→ **What is required**
Duplicate the part of the Public Git Archive text that runs from "- Index file" up to and including "fetched with Borges.", word for word.

===== Selected extract

Public Git Archive 
Paper (accepted to MSR'18).
This dataset consists of two parts:
- Siva files with Git repositories.
- Index file in CSV format.
- pga - explore the dataset, or download its contents easily.
- multitool - compile the list of repositories and retrieve an existing dataset.
- borges-indexer - exports a CSV file with metadata from repositories fetched with Borges.
Listing and downloading
To see the full list of repositories in the dataset or download it, you will need to install
pga.
Simply install Go and then run go get github.com/src-d/datasets/PublicGitArchive/pga.
Then to list all of the repositories in the dataset, simply run:
pga list
If you'd rather get a detailed dump of the dataset (not including the file contents)
you can choose either pga list -f json or pga list -f csv.
To download the full dataset, execute:
pga get
Or if you want to download only those repositories containing at least a line of Java code:
pga get -l java
The pga command has -j/--workers argument which specifies the number of downloading threads to run, it defaults to 10.

==========
===== Data shown

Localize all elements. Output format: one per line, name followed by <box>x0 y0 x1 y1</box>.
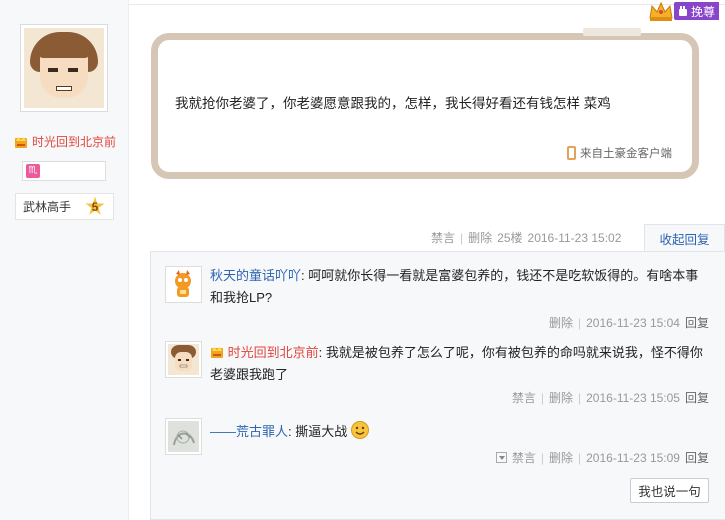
crown-icon <box>649 1 673 21</box>
sketch-avatar-image <box>168 421 199 452</box>
reply-link[interactable]: 回复 <box>685 449 709 466</box>
ban-link[interactable]: 禁言 <box>512 389 536 406</box>
colon: : <box>301 268 305 283</box>
delete-link[interactable]: 删除 <box>468 229 492 246</box>
separator: | <box>540 390 544 405</box>
separator: | <box>460 230 464 245</box>
separator: | <box>578 315 582 330</box>
collapse-replies-button[interactable]: 收起回复 <box>644 224 725 252</box>
reply-timestamp: 2016-11-23 15:04 <box>586 315 680 330</box>
reply-username[interactable]: 时光回到北京前 <box>228 345 319 360</box>
top-divider <box>129 4 725 5</box>
avatar-image <box>171 345 196 371</box>
reply-meta: 删除 | 2016-11-23 15:04 回复 <box>549 314 709 331</box>
crown-icon <box>211 347 223 358</box>
reply-link[interactable]: 回复 <box>685 389 709 406</box>
level-title: 武林高手 <box>23 200 72 214</box>
reply-avatar[interactable] <box>165 418 202 455</box>
separator: | <box>578 450 582 465</box>
reply-timestamp: 2016-11-23 15:09 <box>586 450 680 465</box>
dropdown-icon[interactable] <box>495 452 507 463</box>
reply-text-block: 时光回到北京前: 我就是被包养了怎么了呢，你有被包养的命吗就来说我，怪不得你老婆… <box>210 342 710 386</box>
floor-number: 25楼 <box>497 231 523 245</box>
colon: : <box>288 424 292 439</box>
reply-text-block: ——荒古罪人: 撕逼大战 <box>210 421 710 443</box>
ban-link[interactable]: 禁言 <box>431 229 455 246</box>
reply-timestamp: 2016-11-23 15:05 <box>586 390 680 405</box>
post-meta: 禁言 | 删除 25楼 2016-11-23 15:02 <box>431 229 621 246</box>
separator: | <box>578 390 582 405</box>
reply-meta: 禁言 | 删除 | 2016-11-23 15:05 回复 <box>512 389 709 406</box>
post-timestamp: 2016-11-23 15:02 <box>527 230 622 245</box>
author-avatar[interactable] <box>20 24 108 112</box>
ban-link[interactable]: 禁言 <box>512 449 536 466</box>
avatar-image <box>24 28 104 108</box>
delete-link[interactable]: 删除 <box>549 314 573 331</box>
reply-content: 撕逼大战 <box>295 424 348 439</box>
author-name[interactable]: 时光回到北京前 <box>32 133 116 150</box>
hot-label: 挽尊 <box>674 2 720 20</box>
separator: | <box>540 450 544 465</box>
bubble-decoration <box>583 28 641 36</box>
client-source[interactable]: 来自土豪金客户端 <box>567 145 672 161</box>
smile-emoji-icon <box>350 421 369 439</box>
delete-link[interactable]: 删除 <box>549 449 573 466</box>
reply-text-block: 秋天的童话吖吖: 呵呵就你长得一看就是富婆包养的，钱还不是吃软饭得的。有啥本事和… <box>210 265 710 309</box>
reply-avatar[interactable] <box>165 341 202 378</box>
reply-username[interactable]: 秋天的童话吖吖 <box>210 268 301 283</box>
reply-avatar[interactable] <box>165 266 202 303</box>
post-page: 时光回到北京前 ♏ 武林高手 5 挽尊 我就抢你老婆了，你老婆愿意跟我的，怎样，… <box>0 0 725 520</box>
colon: : <box>318 345 323 360</box>
say-something-button[interactable]: 我也说一句 <box>630 478 709 503</box>
delete-link[interactable]: 删除 <box>549 389 573 406</box>
scorpio-badge-icon: ♏ <box>26 164 40 178</box>
reply-meta: 禁言 | 删除 | 2016-11-23 15:09 回复 <box>495 449 709 466</box>
crown-icon <box>15 136 27 148</box>
author-name-row[interactable]: 时光回到北京前 <box>14 133 116 150</box>
hot-badge[interactable]: 挽尊 <box>648 0 725 22</box>
level-star-icon: 5 <box>85 196 105 215</box>
dragon-avatar-image <box>175 270 191 297</box>
post-content: 我就抢你老婆了，你老婆愿意跟我的，怎样，我长得好看还有钱怎样 菜鸡 <box>175 96 611 111</box>
hand-icon <box>679 6 687 16</box>
hot-label-text: 挽尊 <box>691 4 716 19</box>
author-level[interactable]: 武林高手 5 <box>15 193 114 220</box>
author-badge[interactable]: ♏ <box>22 161 106 181</box>
reply-username[interactable]: ——荒古罪人 <box>210 424 288 439</box>
reply-link[interactable]: 回复 <box>685 314 709 331</box>
client-label: 来自土豪金客户端 <box>580 148 672 160</box>
phone-icon <box>567 146 576 160</box>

==========

→ **Written response**
- Index file in CSV format.
- pga - explore the dataset, or download its contents easily.
- multitool - compile the list of repositories and retrieve an existing dataset.
- borges-indexer - exports a CSV file with metadata from repositories fetched with Borges.